## Exercise details
Repeat every record exactly, but keep images out of the copy.

## Listing
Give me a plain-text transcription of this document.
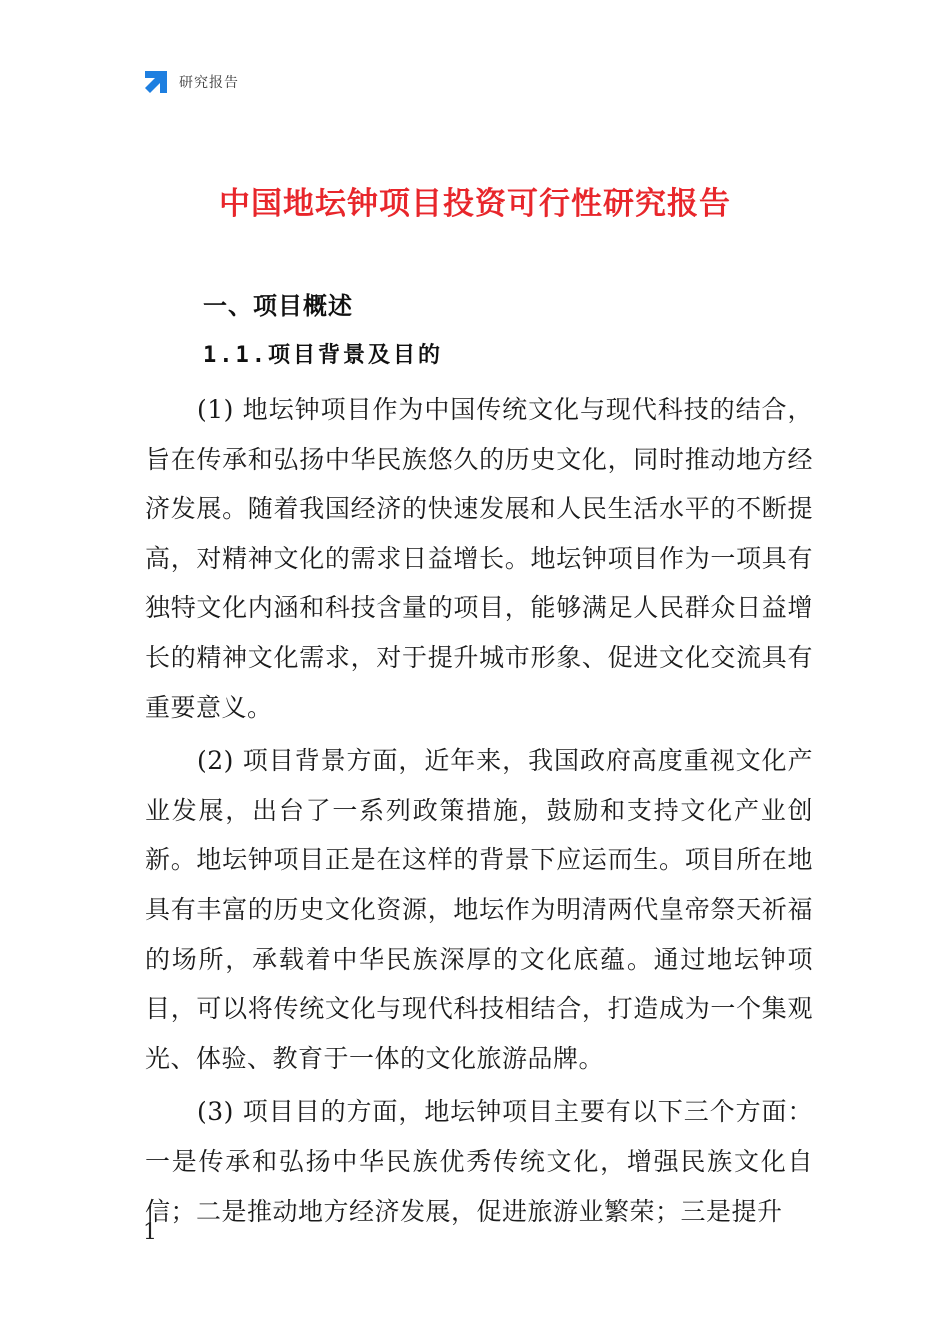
研究报告
中国地坛钟项目投资可行性研究报告
一、项目概述
1.1.项目背景及目的

(1) 地坛钟项目作为中国传统文化与现代科技的结合，旨在传承和弘扬中华民族悠久的历史文化，同时推动地方经济发展。随着我国经济的快速发展和人民生活水平的不断提高，对精神文化的需求日益增长。地坛钟项目作为一项具有独特文化内涵和科技含量的项目，能够满足人民群众日益增长的精神文化需求，对于提升城市形象、促进文化交流具有重要意义。

(2) 项目背景方面，近年来，我国政府高度重视文化产业发展，出台了一系列政策措施，鼓励和支持文化产业创新。地坛钟项目正是在这样的背景下应运而生。项目所在地具有丰富的历史文化资源，地坛作为明清两代皇帝祭天祈福的场所，承载着中华民族深厚的文化底蕴。通过地坛钟项目，可以将传统文化与现代科技相结合，打造成为一个集观光、体验、教育于一体的文化旅游品牌。

(3) 项目目的方面，地坛钟项目主要有以下三个方面：一是传承和弘扬中华民族优秀传统文化，增强民族文化自信；二是推动地方经济发展，促进旅游业繁荣；三是提升

1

## Solution
Give me a plain-text transcription of this document.
研究报告
中国地坛钟项目投资可行性研究报告
一、项目概述
1.1.项目背景及目的

(1) 地坛钟项目作为中国传统文化与现代科技的结合，旨在传承和弘扬中华民族悠久的历史文化，同时推动地方经济发展。随着我国经济的快速发展和人民生活水平的不断提高，对精神文化的需求日益增长。地坛钟项目作为一项具有独特文化内涵和科技含量的项目，能够满足人民群众日益增长的精神文化需求，对于提升城市形象、促进文化交流具有重要意义。

(2) 项目背景方面，近年来，我国政府高度重视文化产业发展，出台了一系列政策措施，鼓励和支持文化产业创新。地坛钟项目正是在这样的背景下应运而生。项目所在地具有丰富的历史文化资源，地坛作为明清两代皇帝祭天祈福的场所，承载着中华民族深厚的文化底蕴。通过地坛钟项目，可以将传统文化与现代科技相结合，打造成为一个集观光、体验、教育于一体的文化旅游品牌。

(3) 项目目的方面，地坛钟项目主要有以下三个方面：一是传承和弘扬中华民族优秀传统文化，增强民族文化自信；二是推动地方经济发展，促进旅游业繁荣；三是提升

1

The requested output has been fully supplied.